- REQUIREMENTS -
With the pictures left out, copy the listing below exactly.

[Start]

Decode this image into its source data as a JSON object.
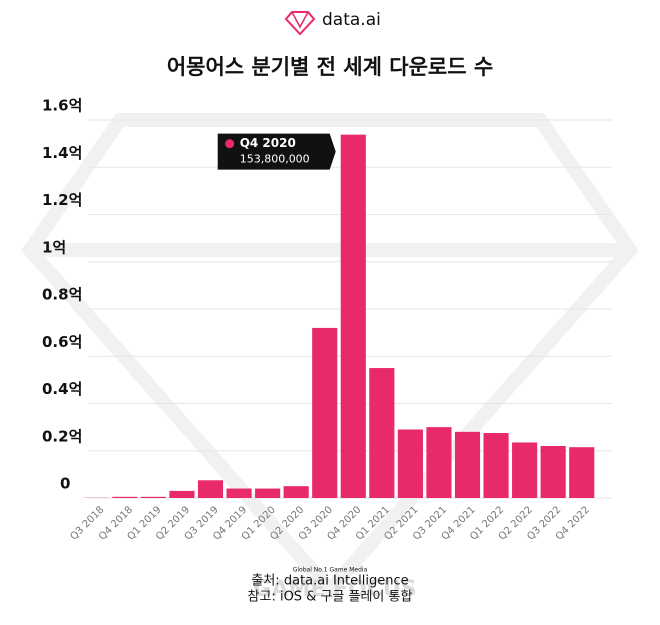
{
  "logo": "data.ai",
  "chart_data": {
    "type": "bar",
    "title": "어몽어스 분기별 전 세계 다운로드 수",
    "categories": [
      "Q3 2018",
      "Q4 2018",
      "Q1 2019",
      "Q2 2019",
      "Q3 2019",
      "Q4 2019",
      "Q1 2020",
      "Q2 2020",
      "Q3 2020",
      "Q4 2020",
      "Q1 2021",
      "Q2 2021",
      "Q3 2021",
      "Q4 2021",
      "Q1 2022",
      "Q2 2022",
      "Q3 2022",
      "Q4 2022"
    ],
    "values": [
      0.001,
      0.005,
      0.005,
      0.03,
      0.075,
      0.04,
      0.04,
      0.05,
      0.72,
      1.538,
      0.55,
      0.29,
      0.3,
      0.28,
      0.275,
      0.235,
      0.22,
      0.215
    ],
    "color": "#e8296a",
    "ylim": [
      0,
      1.6
    ],
    "yticks": [
      0,
      {
        "value": 0.2,
        "label": "0.2억"
      },
      {
        "value": 0.4,
        "label": "0.4억"
      },
      {
        "value": 0.6,
        "label": "0.6억"
      },
      {
        "value": 0.8,
        "label": "0.8억"
      },
      {
        "value": 1,
        "label": "1억"
      },
      {
        "value": 1.2,
        "label": "1.2억"
      },
      {
        "value": 1.4,
        "label": "1.4억"
      },
      {
        "value": 1.6,
        "label": "1.6억"
      }
    ],
    "grid": true,
    "tooltip": {
      "index": 9,
      "title": "Q4 2020",
      "text": "153,800,000"
    },
    "source": "출처: data.ai Intelligence",
    "note": "참고: iOS & 구글 플레이 통합"
  },
  "watermark": {
    "tagline": "Global No.1 Game Media",
    "brand": "GAME FOCUS"
  }
}
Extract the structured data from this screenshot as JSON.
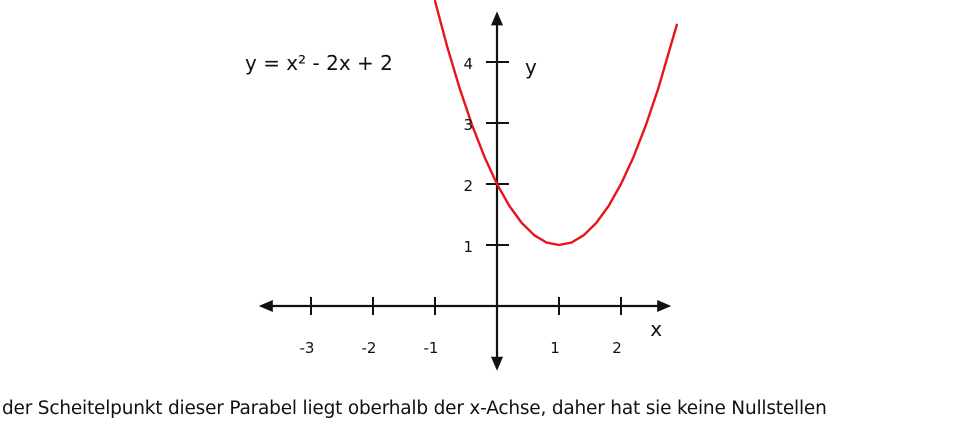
{
  "chart_data": {
    "type": "line",
    "equation": "y = x² - 2x + 2",
    "xlabel": "x",
    "ylabel": "y",
    "x_ticks": [
      -3,
      -2,
      -1,
      1,
      2
    ],
    "x_tick_labels": [
      "-3",
      "-2",
      "-1",
      "1",
      "2"
    ],
    "y_ticks": [
      1,
      2,
      3,
      4
    ],
    "y_tick_labels": [
      "1",
      "2",
      "3",
      "4"
    ],
    "xlim": [
      -3.6,
      2.6
    ],
    "ylim": [
      -0.8,
      4.6
    ],
    "grid": false,
    "series": [
      {
        "color": "#e8141c",
        "x": [
          -1,
          -0.8,
          -0.6,
          -0.4,
          -0.2,
          0,
          0.2,
          0.4,
          0.6,
          0.8,
          1,
          1.2,
          1.4,
          1.6,
          1.8,
          2,
          2.2,
          2.4,
          2.6,
          2.9
        ],
        "y": [
          5,
          4.24,
          3.56,
          2.96,
          2.44,
          2,
          1.64,
          1.36,
          1.16,
          1.04,
          1,
          1.04,
          1.16,
          1.36,
          1.64,
          2,
          2.44,
          2.96,
          3.56,
          4.61
        ]
      }
    ]
  },
  "caption": "der Scheitelpunkt dieser Parabel liegt oberhalb der x-Achse, daher hat sie keine Nullstellen"
}
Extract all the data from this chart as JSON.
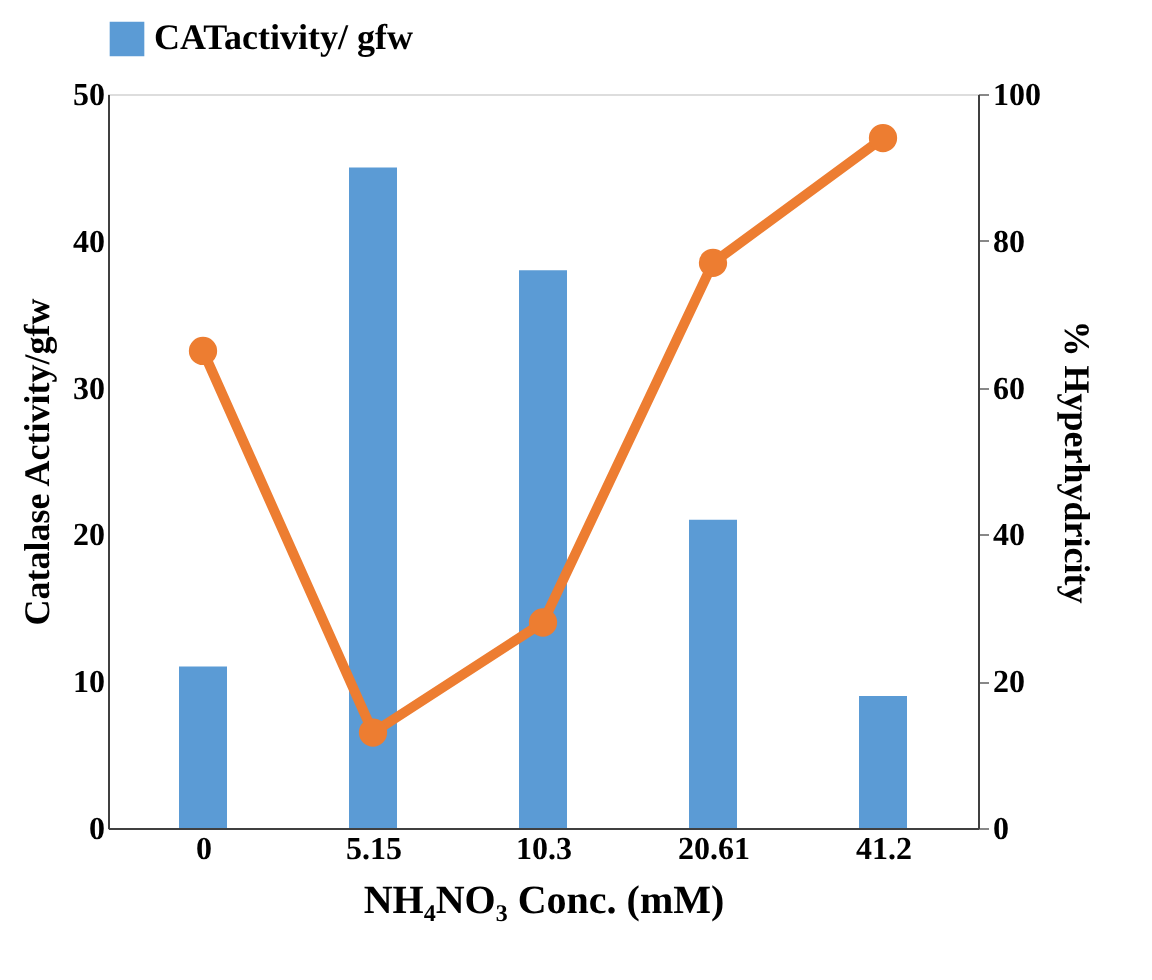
{
  "chart_data": {
    "type": "bar",
    "categories": [
      "0",
      "5.15",
      "10.3",
      "20.61",
      "41.2"
    ],
    "xlabel": "NH₄NO₃ Conc. (mM)",
    "ylabel": "Catalase Activity/gfw",
    "y2label": "% Hyperhydricity",
    "series": [
      {
        "name": "CATactivity/ gfw",
        "color": "#5b9bd5",
        "values": [
          11,
          45,
          38,
          21,
          9
        ]
      },
      {
        "type": "line",
        "axis": "y2",
        "color": "#ed7d31",
        "values": [
          65,
          13,
          28,
          77,
          94
        ],
        "marker": "circle"
      }
    ],
    "ylim": [
      0,
      50
    ],
    "yticks": [
      0,
      10,
      20,
      30,
      40,
      50
    ],
    "y2lim": [
      0,
      100
    ],
    "y2ticks": [
      0,
      20,
      40,
      60,
      80,
      100
    ],
    "grid": false,
    "legend": "top"
  }
}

[End]

- TASK ANSWER -
Decode this image into its source data as a JSON object.
{
  "logo": "data.ai",
  "chart_data": {
    "type": "bar",
    "title": "어몽어스 분기별 전 세계 다운로드 수",
    "categories": [
      "Q3 2018",
      "Q4 2018",
      "Q1 2019",
      "Q2 2019",
      "Q3 2019",
      "Q4 2019",
      "Q1 2020",
      "Q2 2020",
      "Q3 2020",
      "Q4 2020",
      "Q1 2021",
      "Q2 2021",
      "Q3 2021",
      "Q4 2021",
      "Q1 2022",
      "Q2 2022",
      "Q3 2022",
      "Q4 2022"
    ],
    "values": [
      0.001,
      0.005,
      0.005,
      0.03,
      0.075,
      0.04,
      0.04,
      0.05,
      0.72,
      1.538,
      0.55,
      0.29,
      0.3,
      0.28,
      0.275,
      0.235,
      0.22,
      0.215
    ],
    "color": "#e8296a",
    "ylim": [
      0,
      1.6
    ],
    "yticks": [
      0,
      {
        "value": 0.2,
        "label": "0.2억"
      },
      {
        "value": 0.4,
        "label": "0.4억"
      },
      {
        "value": 0.6,
        "label": "0.6억"
      },
      {
        "value": 0.8,
        "label": "0.8억"
      },
      {
        "value": 1,
        "label": "1억"
      },
      {
        "value": 1.2,
        "label": "1.2억"
      },
      {
        "value": 1.4,
        "label": "1.4억"
      },
      {
        "value": 1.6,
        "label": "1.6억"
      }
    ],
    "grid": true,
    "tooltip": {
      "index": 9,
      "title": "Q4 2020",
      "text": "153,800,000"
    },
    "source": "출처: data.ai Intelligence",
    "note": "참고: iOS & 구글 플레이 통합"
  },
  "watermark": {
    "tagline": "Global No.1 Game Media",
    "brand": "GAME FOCUS"
  }
}
Extract the structured data from this screenshot as JSON.
{
  "chart_data": {
    "type": "line",
    "equation": "y = x² - 2x + 2",
    "xlabel": "x",
    "ylabel": "y",
    "x_ticks": [
      -3,
      -2,
      -1,
      1,
      2
    ],
    "x_tick_labels": [
      "-3",
      "-2",
      "-1",
      "1",
      "2"
    ],
    "y_ticks": [
      1,
      2,
      3,
      4
    ],
    "y_tick_labels": [
      "1",
      "2",
      "3",
      "4"
    ],
    "xlim": [
      -3.6,
      2.6
    ],
    "ylim": [
      -0.8,
      4.6
    ],
    "grid": false,
    "series": [
      {
        "color": "#e8141c",
        "x": [
          -1,
          -0.8,
          -0.6,
          -0.4,
          -0.2,
          0,
          0.2,
          0.4,
          0.6,
          0.8,
          1,
          1.2,
          1.4,
          1.6,
          1.8,
          2,
          2.2,
          2.4,
          2.6,
          2.9
        ],
        "y": [
          5,
          4.24,
          3.56,
          2.96,
          2.44,
          2,
          1.64,
          1.36,
          1.16,
          1.04,
          1,
          1.04,
          1.16,
          1.36,
          1.64,
          2,
          2.44,
          2.96,
          3.56,
          4.61
        ]
      }
    ]
  },
  "caption": "der Scheitelpunkt dieser Parabel liegt oberhalb der x-Achse, daher hat sie keine Nullstellen"
}
Extract all the data from this chart as JSON.
{
  "chart_data": {
    "type": "bar",
    "categories": [
      "0",
      "5.15",
      "10.3",
      "20.61",
      "41.2"
    ],
    "xlabel": "NH₄NO₃ Conc. (mM)",
    "ylabel": "Catalase Activity/gfw",
    "y2label": "% Hyperhydricity",
    "series": [
      {
        "name": "CATactivity/ gfw",
        "color": "#5b9bd5",
        "values": [
          11,
          45,
          38,
          21,
          9
        ]
      },
      {
        "type": "line",
        "axis": "y2",
        "color": "#ed7d31",
        "values": [
          65,
          13,
          28,
          77,
          94
        ],
        "marker": "circle"
      }
    ],
    "ylim": [
      0,
      50
    ],
    "yticks": [
      0,
      10,
      20,
      30,
      40,
      50
    ],
    "y2lim": [
      0,
      100
    ],
    "y2ticks": [
      0,
      20,
      40,
      60,
      80,
      100
    ],
    "grid": false,
    "legend": "top"
  }
}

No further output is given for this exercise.